begin
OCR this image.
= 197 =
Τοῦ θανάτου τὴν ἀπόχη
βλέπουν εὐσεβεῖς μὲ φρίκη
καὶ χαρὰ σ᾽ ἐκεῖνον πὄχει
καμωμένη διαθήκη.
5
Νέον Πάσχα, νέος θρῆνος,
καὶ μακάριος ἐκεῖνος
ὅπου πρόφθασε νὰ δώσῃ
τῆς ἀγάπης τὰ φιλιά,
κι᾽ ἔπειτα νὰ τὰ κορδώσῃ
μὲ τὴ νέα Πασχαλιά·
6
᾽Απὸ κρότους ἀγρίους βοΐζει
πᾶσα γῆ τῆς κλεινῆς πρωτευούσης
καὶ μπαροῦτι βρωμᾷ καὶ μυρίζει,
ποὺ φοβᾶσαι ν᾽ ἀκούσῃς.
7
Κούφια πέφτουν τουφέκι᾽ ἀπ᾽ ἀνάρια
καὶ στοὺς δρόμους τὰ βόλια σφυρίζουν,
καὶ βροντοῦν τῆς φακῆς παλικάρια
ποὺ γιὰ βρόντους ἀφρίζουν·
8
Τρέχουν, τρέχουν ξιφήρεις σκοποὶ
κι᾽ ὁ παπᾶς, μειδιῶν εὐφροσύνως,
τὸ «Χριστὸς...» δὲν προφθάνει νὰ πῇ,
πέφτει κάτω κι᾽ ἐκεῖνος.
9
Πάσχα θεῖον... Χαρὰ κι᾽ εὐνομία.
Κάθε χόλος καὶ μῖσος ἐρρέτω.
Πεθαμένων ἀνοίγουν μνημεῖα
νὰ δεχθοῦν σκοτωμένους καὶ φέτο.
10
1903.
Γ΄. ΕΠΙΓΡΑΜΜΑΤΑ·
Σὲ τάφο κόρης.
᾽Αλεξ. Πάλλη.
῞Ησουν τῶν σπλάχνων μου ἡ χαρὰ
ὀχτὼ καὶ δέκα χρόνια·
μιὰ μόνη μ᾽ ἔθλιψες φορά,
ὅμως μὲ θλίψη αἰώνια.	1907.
end
_EXERCISE DETAILS_
Search the records for the word "Πάσχα". Copy every line that has it.

_ANSWER BELOW_
Νέον Πάσχα, νέος θρῆνος,
Πάσχα θεῖον... Χαρὰ κι᾽ εὐνομία.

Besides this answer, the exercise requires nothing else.